_WHAT YOU HAVE TO DO_:
Copy out the data lines verbatim, beginning with the line containing "itemize the components" and continuing through the line containing "247, 635, 262]".

_EXERCISE MATERIALS_:
+===+
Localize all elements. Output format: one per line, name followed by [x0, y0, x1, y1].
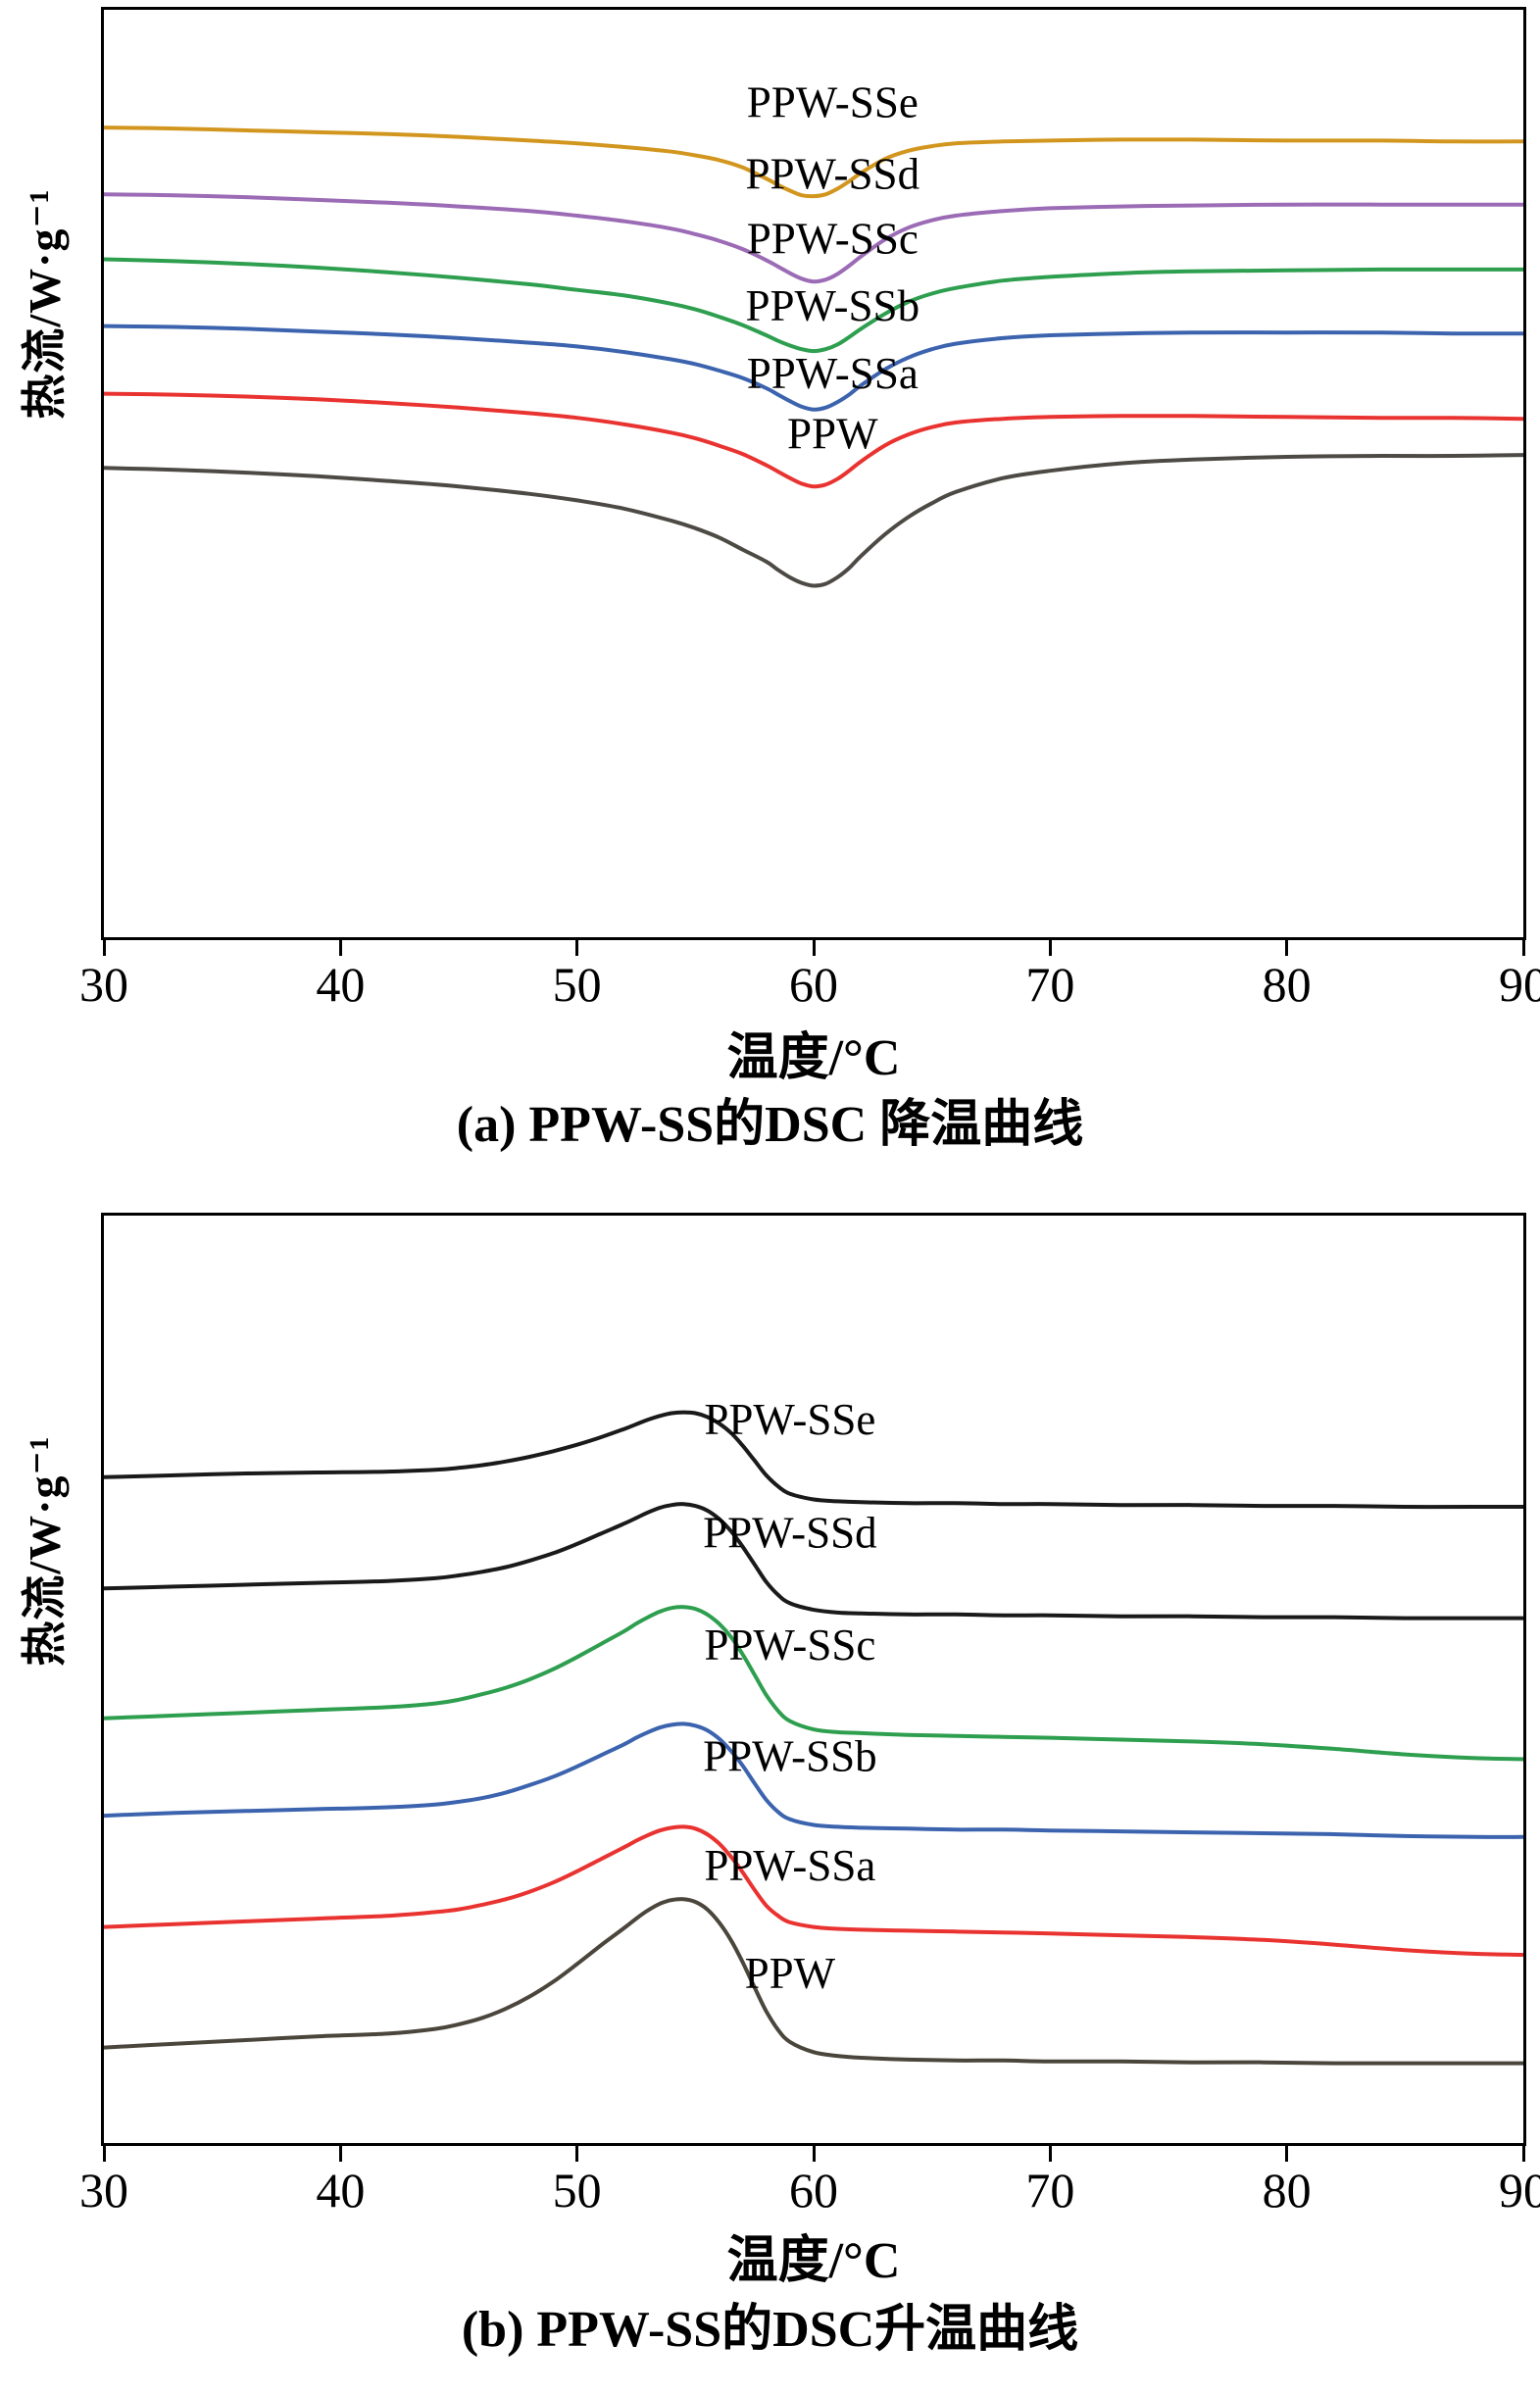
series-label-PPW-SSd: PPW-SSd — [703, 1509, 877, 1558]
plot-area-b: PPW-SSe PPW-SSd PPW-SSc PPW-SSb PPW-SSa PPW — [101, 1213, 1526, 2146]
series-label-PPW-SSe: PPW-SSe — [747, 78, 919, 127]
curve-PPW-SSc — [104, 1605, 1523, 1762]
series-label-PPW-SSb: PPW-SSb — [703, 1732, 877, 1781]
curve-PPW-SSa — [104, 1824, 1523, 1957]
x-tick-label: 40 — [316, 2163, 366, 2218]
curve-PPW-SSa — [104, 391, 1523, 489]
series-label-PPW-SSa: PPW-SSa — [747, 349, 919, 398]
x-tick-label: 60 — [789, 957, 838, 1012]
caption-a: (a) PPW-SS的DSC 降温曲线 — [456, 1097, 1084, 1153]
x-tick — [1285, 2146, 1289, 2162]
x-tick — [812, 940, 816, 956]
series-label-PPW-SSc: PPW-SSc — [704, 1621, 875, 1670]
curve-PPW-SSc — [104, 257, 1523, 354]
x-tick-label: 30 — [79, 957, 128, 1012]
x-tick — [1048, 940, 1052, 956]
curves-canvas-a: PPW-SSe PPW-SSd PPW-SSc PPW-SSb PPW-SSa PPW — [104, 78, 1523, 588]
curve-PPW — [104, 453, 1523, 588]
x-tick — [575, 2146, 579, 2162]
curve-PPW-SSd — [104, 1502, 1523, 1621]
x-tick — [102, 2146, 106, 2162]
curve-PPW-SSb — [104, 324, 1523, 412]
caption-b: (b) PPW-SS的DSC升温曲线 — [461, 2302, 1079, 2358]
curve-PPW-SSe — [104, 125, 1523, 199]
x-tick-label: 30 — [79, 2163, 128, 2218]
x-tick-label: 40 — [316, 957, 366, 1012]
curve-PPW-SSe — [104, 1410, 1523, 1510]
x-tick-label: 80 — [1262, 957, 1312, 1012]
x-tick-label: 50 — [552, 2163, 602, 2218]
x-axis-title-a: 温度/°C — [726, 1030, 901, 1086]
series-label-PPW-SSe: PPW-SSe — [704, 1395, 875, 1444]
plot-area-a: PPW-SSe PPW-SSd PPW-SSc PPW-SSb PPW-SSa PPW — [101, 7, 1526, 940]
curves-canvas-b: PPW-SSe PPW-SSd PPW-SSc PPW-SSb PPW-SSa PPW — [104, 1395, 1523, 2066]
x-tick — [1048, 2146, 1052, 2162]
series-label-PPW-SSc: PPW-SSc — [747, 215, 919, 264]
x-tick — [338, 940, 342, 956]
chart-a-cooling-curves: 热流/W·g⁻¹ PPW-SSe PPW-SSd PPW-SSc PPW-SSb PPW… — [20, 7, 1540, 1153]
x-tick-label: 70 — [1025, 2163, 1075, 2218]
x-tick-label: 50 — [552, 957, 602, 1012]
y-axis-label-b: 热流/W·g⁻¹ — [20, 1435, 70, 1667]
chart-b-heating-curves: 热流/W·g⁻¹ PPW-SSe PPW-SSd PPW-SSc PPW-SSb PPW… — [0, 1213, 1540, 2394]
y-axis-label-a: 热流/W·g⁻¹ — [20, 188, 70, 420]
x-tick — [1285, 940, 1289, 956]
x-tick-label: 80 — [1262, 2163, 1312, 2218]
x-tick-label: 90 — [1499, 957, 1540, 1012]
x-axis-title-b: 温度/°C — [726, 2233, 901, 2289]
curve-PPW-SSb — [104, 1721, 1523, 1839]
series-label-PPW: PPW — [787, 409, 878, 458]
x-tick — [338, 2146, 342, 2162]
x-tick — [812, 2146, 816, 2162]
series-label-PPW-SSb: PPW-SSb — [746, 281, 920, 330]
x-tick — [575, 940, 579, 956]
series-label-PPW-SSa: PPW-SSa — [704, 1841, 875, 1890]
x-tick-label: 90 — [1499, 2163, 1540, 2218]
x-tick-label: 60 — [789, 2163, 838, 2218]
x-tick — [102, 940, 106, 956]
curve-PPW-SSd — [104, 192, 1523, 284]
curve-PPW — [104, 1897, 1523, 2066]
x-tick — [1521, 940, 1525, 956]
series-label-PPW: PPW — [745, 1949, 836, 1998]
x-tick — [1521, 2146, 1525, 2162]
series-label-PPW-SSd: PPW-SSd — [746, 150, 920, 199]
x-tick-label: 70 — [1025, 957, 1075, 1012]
+===+
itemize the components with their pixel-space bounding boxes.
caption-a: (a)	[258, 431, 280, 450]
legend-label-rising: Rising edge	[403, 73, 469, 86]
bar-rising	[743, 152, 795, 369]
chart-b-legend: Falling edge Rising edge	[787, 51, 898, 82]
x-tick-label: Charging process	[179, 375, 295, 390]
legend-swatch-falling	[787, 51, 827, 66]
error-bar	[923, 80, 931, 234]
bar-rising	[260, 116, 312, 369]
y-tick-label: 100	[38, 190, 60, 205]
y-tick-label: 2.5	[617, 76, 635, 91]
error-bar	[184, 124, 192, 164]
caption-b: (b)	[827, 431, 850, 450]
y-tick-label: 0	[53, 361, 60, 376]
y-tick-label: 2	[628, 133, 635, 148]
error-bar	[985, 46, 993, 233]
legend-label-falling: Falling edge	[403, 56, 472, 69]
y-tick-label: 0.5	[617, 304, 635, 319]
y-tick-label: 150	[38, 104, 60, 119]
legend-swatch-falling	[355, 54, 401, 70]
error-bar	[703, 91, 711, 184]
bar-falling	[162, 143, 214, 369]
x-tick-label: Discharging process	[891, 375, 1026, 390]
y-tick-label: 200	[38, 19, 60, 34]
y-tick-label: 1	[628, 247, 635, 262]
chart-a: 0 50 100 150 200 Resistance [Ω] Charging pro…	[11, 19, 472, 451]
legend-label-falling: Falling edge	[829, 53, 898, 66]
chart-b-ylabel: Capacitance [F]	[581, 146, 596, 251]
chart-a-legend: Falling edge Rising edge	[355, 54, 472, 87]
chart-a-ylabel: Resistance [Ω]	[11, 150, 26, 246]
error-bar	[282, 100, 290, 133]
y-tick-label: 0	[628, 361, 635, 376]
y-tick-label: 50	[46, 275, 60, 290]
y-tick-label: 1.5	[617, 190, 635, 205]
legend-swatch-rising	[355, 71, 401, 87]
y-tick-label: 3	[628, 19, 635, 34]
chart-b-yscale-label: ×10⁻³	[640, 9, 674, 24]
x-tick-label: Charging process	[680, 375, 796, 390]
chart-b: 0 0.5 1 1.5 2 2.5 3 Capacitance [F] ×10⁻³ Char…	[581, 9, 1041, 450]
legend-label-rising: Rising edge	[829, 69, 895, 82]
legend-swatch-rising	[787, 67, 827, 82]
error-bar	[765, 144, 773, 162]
+===+
_EXERCISE RESULT_:
itemize the components with their pixel-space bounding boxes.
caption-a: (a)	[258, 431, 280, 450]
legend-label-rising: Rising edge	[403, 73, 469, 86]
bar-rising	[743, 152, 795, 369]
chart-b-legend: Falling edge Rising edge	[787, 51, 898, 82]
x-tick-label: Charging process	[179, 375, 295, 390]
legend-swatch-falling	[787, 51, 827, 66]
error-bar	[923, 80, 931, 234]
bar-rising	[260, 116, 312, 369]
y-tick-label: 100	[38, 190, 60, 205]
y-tick-label: 2.5	[617, 76, 635, 91]
error-bar	[184, 124, 192, 164]
caption-b: (b)	[827, 431, 850, 450]
y-tick-label: 0	[53, 361, 60, 376]
y-tick-label: 2	[628, 133, 635, 148]
error-bar	[985, 46, 993, 233]
legend-label-falling: Falling edge	[403, 56, 472, 69]
y-tick-label: 0.5	[617, 304, 635, 319]
y-tick-label: 150	[38, 104, 60, 119]
legend-swatch-falling	[355, 54, 401, 70]
error-bar	[703, 91, 711, 184]
bar-falling	[162, 143, 214, 369]
x-tick-label: Discharging process	[891, 375, 1026, 390]
y-tick-label: 200	[38, 19, 60, 34]
y-tick-label: 1	[628, 247, 635, 262]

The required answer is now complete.